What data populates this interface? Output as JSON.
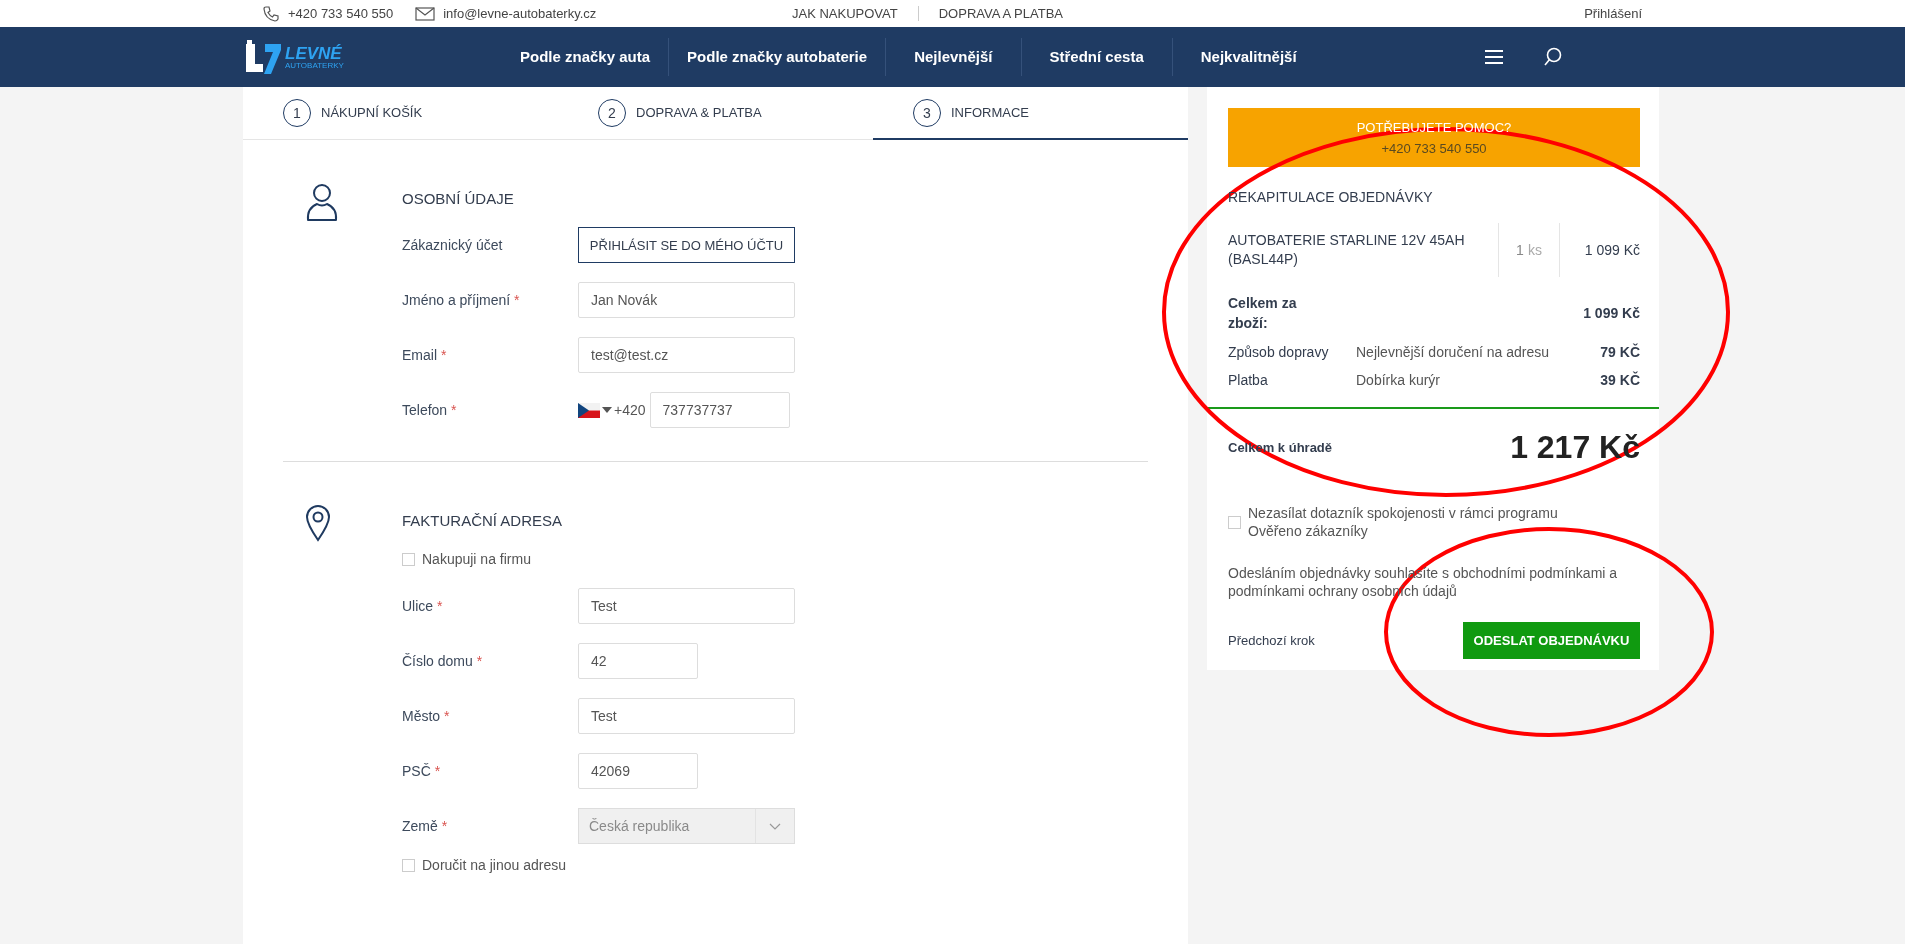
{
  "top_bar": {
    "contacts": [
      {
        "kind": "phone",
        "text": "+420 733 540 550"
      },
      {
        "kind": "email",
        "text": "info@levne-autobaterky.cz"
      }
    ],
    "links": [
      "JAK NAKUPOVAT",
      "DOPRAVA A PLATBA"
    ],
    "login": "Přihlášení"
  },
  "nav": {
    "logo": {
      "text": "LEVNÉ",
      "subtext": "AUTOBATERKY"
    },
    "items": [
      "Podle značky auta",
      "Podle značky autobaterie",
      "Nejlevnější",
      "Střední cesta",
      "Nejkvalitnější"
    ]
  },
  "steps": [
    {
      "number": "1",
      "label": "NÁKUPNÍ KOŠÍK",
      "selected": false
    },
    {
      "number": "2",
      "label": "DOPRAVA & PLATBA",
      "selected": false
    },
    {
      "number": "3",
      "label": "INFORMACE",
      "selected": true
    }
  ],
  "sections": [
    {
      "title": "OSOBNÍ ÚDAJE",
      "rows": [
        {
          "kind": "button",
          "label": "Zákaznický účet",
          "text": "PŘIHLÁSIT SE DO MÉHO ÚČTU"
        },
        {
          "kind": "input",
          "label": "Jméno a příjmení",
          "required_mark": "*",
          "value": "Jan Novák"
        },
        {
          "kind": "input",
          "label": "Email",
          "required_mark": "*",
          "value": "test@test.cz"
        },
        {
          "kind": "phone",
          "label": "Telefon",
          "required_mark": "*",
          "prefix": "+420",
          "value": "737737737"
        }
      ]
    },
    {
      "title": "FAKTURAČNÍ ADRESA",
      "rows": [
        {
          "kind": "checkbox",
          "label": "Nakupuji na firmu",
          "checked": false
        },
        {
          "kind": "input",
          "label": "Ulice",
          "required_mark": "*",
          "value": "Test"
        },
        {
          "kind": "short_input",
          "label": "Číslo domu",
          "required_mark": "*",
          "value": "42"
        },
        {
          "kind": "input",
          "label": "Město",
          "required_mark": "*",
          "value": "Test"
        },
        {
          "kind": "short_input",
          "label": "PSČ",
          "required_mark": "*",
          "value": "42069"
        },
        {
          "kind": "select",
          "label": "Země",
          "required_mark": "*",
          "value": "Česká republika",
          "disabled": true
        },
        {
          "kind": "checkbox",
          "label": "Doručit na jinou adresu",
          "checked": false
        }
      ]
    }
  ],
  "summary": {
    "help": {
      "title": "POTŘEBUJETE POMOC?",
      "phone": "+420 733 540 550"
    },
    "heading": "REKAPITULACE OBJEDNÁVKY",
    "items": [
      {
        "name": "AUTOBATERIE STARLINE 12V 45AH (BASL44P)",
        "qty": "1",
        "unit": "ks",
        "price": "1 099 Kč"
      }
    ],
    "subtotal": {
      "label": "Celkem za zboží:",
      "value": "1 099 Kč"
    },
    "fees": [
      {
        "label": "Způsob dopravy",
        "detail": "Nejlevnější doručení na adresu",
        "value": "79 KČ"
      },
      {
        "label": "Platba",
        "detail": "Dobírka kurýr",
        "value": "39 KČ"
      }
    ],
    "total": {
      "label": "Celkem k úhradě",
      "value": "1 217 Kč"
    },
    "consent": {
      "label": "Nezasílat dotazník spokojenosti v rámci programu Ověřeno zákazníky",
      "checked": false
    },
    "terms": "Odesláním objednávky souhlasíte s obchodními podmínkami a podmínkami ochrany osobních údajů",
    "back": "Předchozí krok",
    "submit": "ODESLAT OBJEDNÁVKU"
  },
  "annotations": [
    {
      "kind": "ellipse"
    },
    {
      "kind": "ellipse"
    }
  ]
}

**What is asked**: Restate the data above exactly, stripping out each image.

**Final answer**:
What data populates this interface? Output as JSON.
{
  "top_bar": {
    "contacts": [
      {
        "kind": "phone",
        "text": "+420 733 540 550"
      },
      {
        "kind": "email",
        "text": "info@levne-autobaterky.cz"
      }
    ],
    "links": [
      "JAK NAKUPOVAT",
      "DOPRAVA A PLATBA"
    ],
    "login": "Přihlášení"
  },
  "nav": {
    "logo": {
      "text": "LEVNÉ",
      "subtext": "AUTOBATERKY"
    },
    "items": [
      "Podle značky auta",
      "Podle značky autobaterie",
      "Nejlevnější",
      "Střední cesta",
      "Nejkvalitnější"
    ]
  },
  "steps": [
    {
      "number": "1",
      "label": "NÁKUPNÍ KOŠÍK",
      "selected": false
    },
    {
      "number": "2",
      "label": "DOPRAVA & PLATBA",
      "selected": false
    },
    {
      "number": "3",
      "label": "INFORMACE",
      "selected": true
    }
  ],
  "sections": [
    {
      "title": "OSOBNÍ ÚDAJE",
      "rows": [
        {
          "kind": "button",
          "label": "Zákaznický účet",
          "text": "PŘIHLÁSIT SE DO MÉHO ÚČTU"
        },
        {
          "kind": "input",
          "label": "Jméno a příjmení",
          "required_mark": "*",
          "value": "Jan Novák"
        },
        {
          "kind": "input",
          "label": "Email",
          "required_mark": "*",
          "value": "test@test.cz"
        },
        {
          "kind": "phone",
          "label": "Telefon",
          "required_mark": "*",
          "prefix": "+420",
          "value": "737737737"
        }
      ]
    },
    {
      "title": "FAKTURAČNÍ ADRESA",
      "rows": [
        {
          "kind": "checkbox",
          "label": "Nakupuji na firmu",
          "checked": false
        },
        {
          "kind": "input",
          "label": "Ulice",
          "required_mark": "*",
          "value": "Test"
        },
        {
          "kind": "short_input",
          "label": "Číslo domu",
          "required_mark": "*",
          "value": "42"
        },
        {
          "kind": "input",
          "label": "Město",
          "required_mark": "*",
          "value": "Test"
        },
        {
          "kind": "short_input",
          "label": "PSČ",
          "required_mark": "*",
          "value": "42069"
        },
        {
          "kind": "select",
          "label": "Země",
          "required_mark": "*",
          "value": "Česká republika",
          "disabled": true
        },
        {
          "kind": "checkbox",
          "label": "Doručit na jinou adresu",
          "checked": false
        }
      ]
    }
  ],
  "summary": {
    "help": {
      "title": "POTŘEBUJETE POMOC?",
      "phone": "+420 733 540 550"
    },
    "heading": "REKAPITULACE OBJEDNÁVKY",
    "items": [
      {
        "name": "AUTOBATERIE STARLINE 12V 45AH (BASL44P)",
        "qty": "1",
        "unit": "ks",
        "price": "1 099 Kč"
      }
    ],
    "subtotal": {
      "label": "Celkem za zboží:",
      "value": "1 099 Kč"
    },
    "fees": [
      {
        "label": "Způsob dopravy",
        "detail": "Nejlevnější doručení na adresu",
        "value": "79 KČ"
      },
      {
        "label": "Platba",
        "detail": "Dobírka kurýr",
        "value": "39 KČ"
      }
    ],
    "total": {
      "label": "Celkem k úhradě",
      "value": "1 217 Kč"
    },
    "consent": {
      "label": "Nezasílat dotazník spokojenosti v rámci programu Ověřeno zákazníky",
      "checked": false
    },
    "terms": "Odesláním objednávky souhlasíte s obchodními podmínkami a podmínkami ochrany osobních údajů",
    "back": "Předchozí krok",
    "submit": "ODESLAT OBJEDNÁVKU"
  },
  "annotations": [
    {
      "kind": "ellipse"
    },
    {
      "kind": "ellipse"
    }
  ]
}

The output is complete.